-------- Records for the task

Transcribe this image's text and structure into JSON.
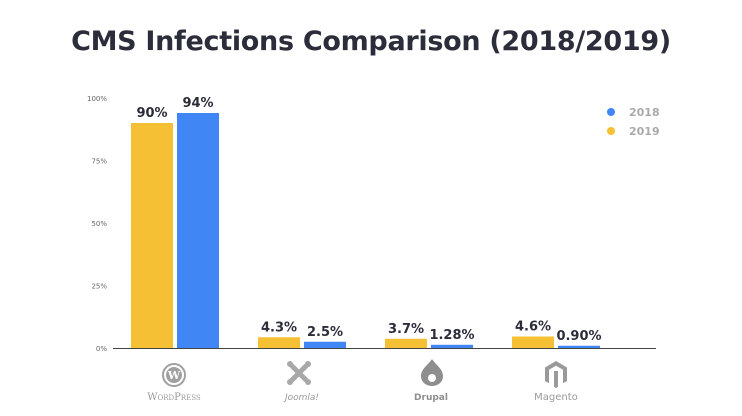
{
  "chart_data": {
    "type": "bar",
    "title": "CMS Infections Comparison (2018/2019)",
    "categories": [
      "WordPress",
      "Joomla!",
      "Drupal",
      "Magento"
    ],
    "y_ticks": [
      "0%",
      "25%",
      "50%",
      "75%",
      "100%"
    ],
    "ylim": [
      0,
      100
    ],
    "series": [
      {
        "name": "2019",
        "color": "#f5c033",
        "values": [
          90,
          4.3,
          3.7,
          4.6
        ],
        "labels": [
          "90%",
          "4.3%",
          "3.7%",
          "4.6%"
        ]
      },
      {
        "name": "2018",
        "color": "#4186f5",
        "values": [
          94,
          2.5,
          1.28,
          0.9
        ],
        "labels": [
          "94%",
          "2.5%",
          "1.28%",
          "0.90%"
        ]
      }
    ],
    "legend": [
      {
        "name": "2018",
        "color": "#4186f5"
      },
      {
        "name": "2019",
        "color": "#f5c033"
      }
    ],
    "legend_position": "top-right",
    "logos": [
      {
        "icon": "wordpress-logo-icon",
        "text": "WordPress"
      },
      {
        "icon": "joomla-logo-icon",
        "text": "Joomla!"
      },
      {
        "icon": "drupal-logo-icon",
        "text": "Drupal"
      },
      {
        "icon": "magento-logo-icon",
        "text": "Magento"
      }
    ]
  }
}
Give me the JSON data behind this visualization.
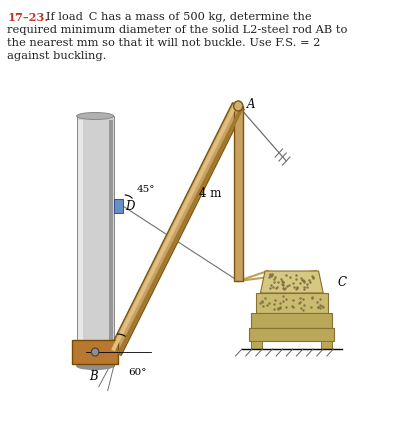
{
  "title_number": "17–23.",
  "bg_color": "#ffffff",
  "text_color": "#231f20",
  "title_color": "#c0392b",
  "rod_color": "#c8a060",
  "rod_highlight": "#dfc080",
  "rod_shadow": "#a07830",
  "rod_edge": "#7a5510",
  "steel_light": "#d0d0d0",
  "steel_mid": "#b0b0b0",
  "steel_dark": "#888888",
  "brown_collar": "#b87830",
  "brown_dark": "#7a4800",
  "blue_bracket": "#6890c0",
  "blue_bracket_dark": "#3050a0",
  "block_top": "#d4c882",
  "block_mid": "#c8bc70",
  "block_base": "#b8a858",
  "block_edge": "#887030",
  "ground_color": "#606060",
  "cable_color": "#c0a050",
  "thin_line": "#707070",
  "label_A": "A",
  "label_B": "B",
  "label_C": "C",
  "label_D": "D",
  "label_4m": "4 m",
  "label_45": "45°",
  "label_60": "60°",
  "problem_lines": [
    [
      "17–23.",
      true,
      "#c0392b",
      8,
      414
    ],
    [
      "   If load C has a mass of 500 kg, determine the",
      false,
      "#231f20",
      8,
      414
    ],
    [
      "required minimum diameter of the solid L2-steel rod AB to",
      false,
      "#231f20",
      8,
      401
    ],
    [
      "the nearest mm so that it will not buckle. Use F.S. = 2",
      false,
      "#231f20",
      8,
      388
    ],
    [
      "against buckling.",
      false,
      "#231f20",
      8,
      375
    ]
  ]
}
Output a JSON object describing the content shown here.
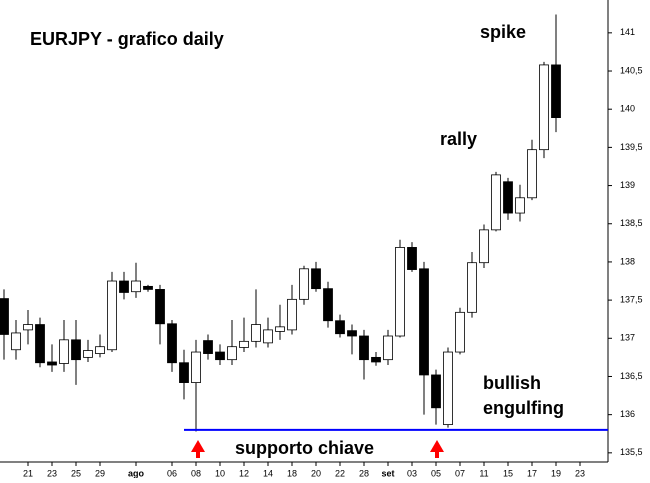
{
  "chart_data": {
    "type": "candlestick",
    "title": "EURJPY - grafico daily",
    "annotations": [
      "spike",
      "rally",
      "bullish",
      "engulfing",
      "supporto chiave"
    ],
    "categories": [
      null,
      null,
      "21",
      null,
      "23",
      null,
      "25",
      null,
      "29",
      null,
      null,
      "ago",
      null,
      null,
      "06",
      null,
      "08",
      null,
      "10",
      null,
      "12",
      null,
      "14",
      null,
      "18",
      null,
      "20",
      null,
      "22",
      null,
      "28",
      null,
      "set",
      null,
      "03",
      null,
      "05",
      null,
      "07",
      null,
      "11",
      null,
      "15",
      null,
      "17",
      null,
      "19",
      null,
      "23"
    ],
    "open": [
      137.52,
      136.85,
      137.11,
      137.18,
      136.69,
      136.67,
      136.98,
      136.75,
      136.8,
      136.85,
      137.75,
      137.61,
      137.68,
      137.64,
      137.19,
      136.68,
      136.42,
      136.97,
      136.82,
      136.72,
      136.88,
      136.96,
      136.94,
      137.09,
      137.11,
      137.51,
      137.91,
      137.65,
      137.23,
      137.1,
      137.03,
      136.75,
      136.72,
      137.03,
      138.19,
      137.91,
      136.52,
      135.87,
      136.82,
      137.34,
      137.99,
      138.42,
      139.05,
      138.64,
      138.84,
      139.47,
      140.58,
      null,
      null
    ],
    "high": [
      137.64,
      137.24,
      137.37,
      137.27,
      136.92,
      137.24,
      137.24,
      136.98,
      137.05,
      137.87,
      137.87,
      137.99,
      137.7,
      137.7,
      137.24,
      136.85,
      136.98,
      137.05,
      136.92,
      137.24,
      137.27,
      137.64,
      137.27,
      137.44,
      137.7,
      137.95,
      138.0,
      137.74,
      137.31,
      137.18,
      137.11,
      136.82,
      137.11,
      138.29,
      138.26,
      138.0,
      136.59,
      136.88,
      137.4,
      138.13,
      138.49,
      139.18,
      139.1,
      139.01,
      139.6,
      140.62,
      141.24,
      null,
      null
    ],
    "low": [
      136.72,
      136.72,
      136.92,
      136.62,
      136.56,
      136.56,
      136.39,
      136.69,
      136.75,
      136.82,
      137.51,
      137.53,
      137.61,
      136.92,
      136.56,
      136.2,
      135.78,
      136.72,
      136.65,
      136.65,
      136.82,
      136.88,
      136.88,
      136.98,
      137.05,
      137.44,
      137.61,
      137.14,
      137.01,
      136.79,
      136.46,
      136.64,
      136.65,
      137.01,
      137.87,
      136.0,
      135.87,
      135.83,
      136.79,
      137.27,
      137.92,
      138.4,
      138.55,
      138.53,
      138.81,
      139.36,
      139.7,
      null,
      null
    ],
    "close": [
      137.05,
      137.07,
      137.18,
      136.68,
      136.65,
      136.98,
      136.72,
      136.84,
      136.89,
      137.75,
      137.6,
      137.75,
      137.64,
      137.19,
      136.68,
      136.42,
      136.82,
      136.8,
      136.72,
      136.89,
      136.96,
      137.18,
      137.11,
      137.15,
      137.51,
      137.91,
      137.65,
      137.23,
      137.06,
      137.03,
      136.72,
      136.69,
      137.03,
      138.19,
      137.9,
      136.52,
      136.09,
      136.82,
      137.34,
      137.99,
      138.42,
      139.14,
      138.64,
      138.84,
      139.47,
      140.58,
      139.89,
      null,
      null
    ],
    "up_color": "#ffffff",
    "down_color": "#000000",
    "hlines": [
      {
        "value": 135.8,
        "color": "#0000ff"
      }
    ],
    "ylim": [
      135.38,
      141.43
    ],
    "yticks": [
      141,
      {
        "value": 140.5,
        "label": "140,5"
      },
      140,
      {
        "value": 139.5,
        "label": "139,5"
      },
      139,
      {
        "value": 138.5,
        "label": "138,5"
      },
      138,
      {
        "value": 137.5,
        "label": "137,5"
      },
      137,
      {
        "value": 136.5,
        "label": "136,5"
      },
      136,
      {
        "value": 135.5,
        "label": "135,5"
      }
    ]
  }
}
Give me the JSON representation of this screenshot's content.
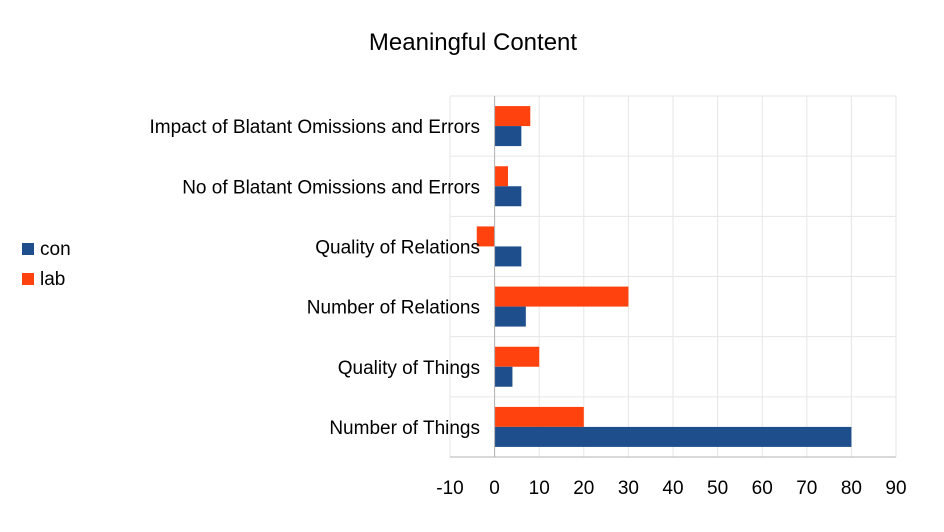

----------------

**Problem to work on:** Report how many lines of the listing hold the word "JSON", with nothing but the number.

**Response to this task:** 4